* _Problem to solve_
Pick out the lines below that include the string "Vækkava".

* _Entries supplied_

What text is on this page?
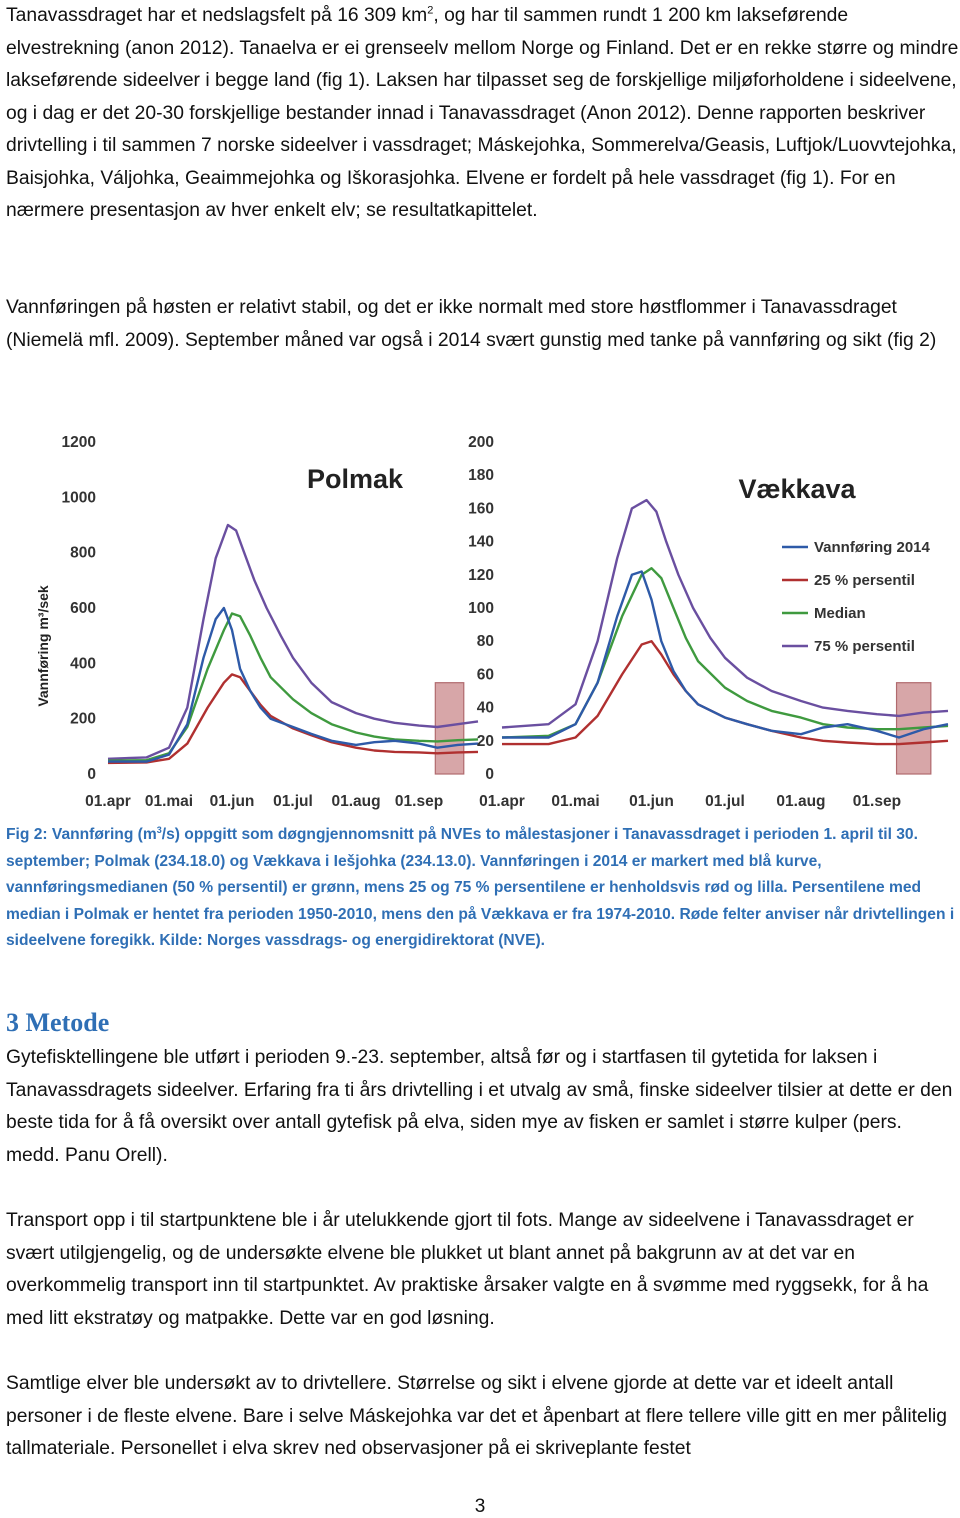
Tanavassdraget har et nedslagsfelt på 16 309 $km^2$, og har til sammen rundt 1 200 km lakseførende elvestrekning (anon 2012). Tanaelva er ei grenseelv mellom Norge og Finland. Det er en rekke større og mindre lakseførende sideelver i begge land (fig 1). Laksen har tilpasset seg de forskjellige miljøforholdene i sideelvene, og i dag er det 20-30 forskjellige bestander innad i Tanavassdraget (Anon 2012). Denne rapporten beskriver drivtelling i til sammen 7 norske sideelver i vassdraget; Máskejohka, Sommerelva/Geasis, Luftjok/Luovvtejohka, Baisjohka, Váljohka, Geaimmejohka og Iškorasjohka. Elvene er fordelt på hele vassdraget (fig 1). For en nærmere presentasjon av hver enkelt elv; se resultatkapittelet.

Vannføringen på høsten er relativt stabil, og det er ikke normalt med store høstflommer i Tanavassdraget (Niemelä mfl. 2009). September måned var også i 2014 svært gunstig med tanke på vannføring og sikt (fig 2)

0
200
400
600
800
1000
1200
01.apr 01.mai 01.jun 01.jul 01.aug 01.sep
Polmak
0
20
40
60
80
100
120
140
160
180
200
01.apr 01.mai 01.jun 01.jul 01.aug 01.sep
Vækkava
Vannføring m³/sek
Vannføring 2014
25 % persentil
Median
75 % persentil

Fig 2: Vannføring $(m^3/s)$ oppgitt som døgngjennomsnitt på NVEs to målestasjoner i Tanavassdraget i perioden 1. april til 30. september; Polmak (234.18.0) og Vækkava i Iešjohka (234.13.0). Vannføringen i 2014 er markert med blå kurve, vannføringsmedianen (50 % persentil) er grønn, mens 25 og 75 % persentilene er henholdsvis rød og lilla. Persentilene med median i Polmak er hentet fra perioden 1950-2010, mens den på Vækkava er fra 1974-2010. Røde felter anviser når drivtellingen i sideelvene foregikk. Kilde: Norges vassdrags- og energidirektorat (NVE).

3 Metode

Gytefisktellingene ble utført i perioden 9.-23. september, altså før og i startfasen til gytetida for laksen i Tanavassdragets sideelver. Erfaring fra ti års drivtelling i et utvalg av små, finske sideelver tilsier at dette er den beste tida for å få oversikt over antall gytefisk på elva, siden mye av fisken er samlet i større kulper (pers. medd. Panu Orell).

Transport opp i til startpunktene ble i år utelukkende gjort til fots. Mange av sideelvene i Tanavassdraget er svært utilgjengelig, og de undersøkte elvene ble plukket ut blant annet på bakgrunn av at det var en overkommelig transport inn til startpunktet. Av praktiske årsaker valgte en å svømme med ryggsekk, for å ha med litt ekstratøy og matpakke. Dette var en god løsning.

Samtlige elver ble undersøkt av to drivtellere. Størrelse og sikt i elvene gjorde at dette var et ideelt antall personer i de fleste elvene. Bare i selve Máskejohka var det et åpenbart at flere tellere ville gitt en mer pålitelig tallmateriale. Personellet i elva skrev ned observasjoner på ei skriveplante festet

3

* _Solution to the problem_
Vækkava
Fig 2: Vannføring $(m^3/s)$ oppgitt som døgngjennomsnitt på NVEs to målestasjoner i Tanavassdraget i perioden 1. april til 30. september; Polmak (234.18.0) og Vækkava i Iešjohka (234.13.0). Vannføringen i 2014 er markert med blå kurve, vannføringsmedianen (50 % persentil) er grønn, mens 25 og 75 % persentilene er henholdsvis rød og lilla. Persentilene med median i Polmak er hentet fra perioden 1950-2010, mens den på Vækkava er fra 1974-2010. Røde felter anviser når drivtellingen i sideelvene foregikk. Kilde: Norges vassdrags- og energidirektorat (NVE).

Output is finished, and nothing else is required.